What needs to be done: Pictures stay out of the copy; set down each line of the listing below exactly.

Raw records:
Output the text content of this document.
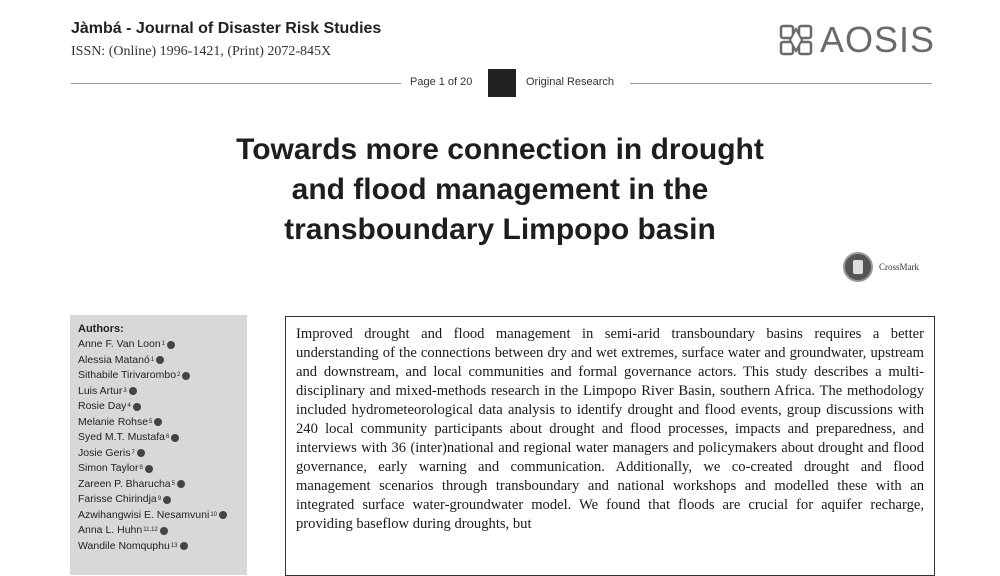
Jàmbá - Journal of Disaster Risk Studies
ISSN: (Online) 1996-1421, (Print) 2072-845X	AOSIS
Page 1 of 20	Original Research
Towards more connection in drought
and flood management in the
transboundary Limpopo basin
CrossMark
Authors:
Anne F. Van Loon 1
Alessia Matanó 1
Sithabile Tirivarombo 2
Luis Artur 3
Rosie Day 4
Melanie Rohse 5
Syed M.T. Mustafa 6
Josie Geris 7
Simon Taylor 8
Zareen P. Bharucha 5
Farisse Chirindja 9
Azwihangwisi E. Nesamvuni 10
Anna L. Huhn 11,12
Wandile Nomquphu 13
Improved drought and flood management in semi-arid transboundary basins requires a better understanding of the connections between dry and wet extremes, surface water and groundwater, upstream and downstream, and local communities and formal governance actors. This study describes a multi-disciplinary and mixed-methods research in the Limpopo River Basin, southern Africa. The methodology included hydrometeorological data analysis to identify drought and flood events, group discussions with 240 local community participants about drought and flood processes, impacts and preparedness, and interviews with 36 (inter)national and regional water managers and policymakers about drought and flood governance, early warning and communication. Additionally, we co-created drought and flood management scenarios through transboundary and national workshops and modelled these with an integrated surface water-groundwater model. We found that floods are crucial for aquifer recharge, providing baseflow during droughts, but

Result:
Output the text content of this document.
Jàmbá - Journal of Disaster Risk Studies
ISSN: (Online) 1996-1421, (Print) 2072-845X	AOSIS
Page 1 of 20	Original Research
Towards more connection in drought
and flood management in the
transboundary Limpopo basin
CrossMark
Authors:
Anne F. Van Loon 1
Alessia Matanó 1
Sithabile Tirivarombo 2
Luis Artur 3
Rosie Day 4
Melanie Rohse 5
Syed M.T. Mustafa 6
Josie Geris 7
Simon Taylor 8
Zareen P. Bharucha 5
Farisse Chirindja 9
Azwihangwisi E. Nesamvuni 10
Anna L. Huhn 11,12
Wandile Nomquphu 13
Improved drought and flood management in semi-arid transboundary basins requires a better understanding of the connections between dry and wet extremes, surface water and groundwater, upstream and downstream, and local communities and formal governance actors. This study describes a multi-disciplinary and mixed-methods research in the Limpopo River Basin, southern Africa. The methodology included hydrometeorological data analysis to identify drought and flood events, group discussions with 240 local community participants about drought and flood processes, impacts and preparedness, and interviews with 36 (inter)national and regional water managers and policymakers about drought and flood governance, early warning and communication. Additionally, we co-created drought and flood management scenarios through transboundary and national workshops and modelled these with an integrated surface water-groundwater model. We found that floods are crucial for aquifer recharge, providing baseflow during droughts, but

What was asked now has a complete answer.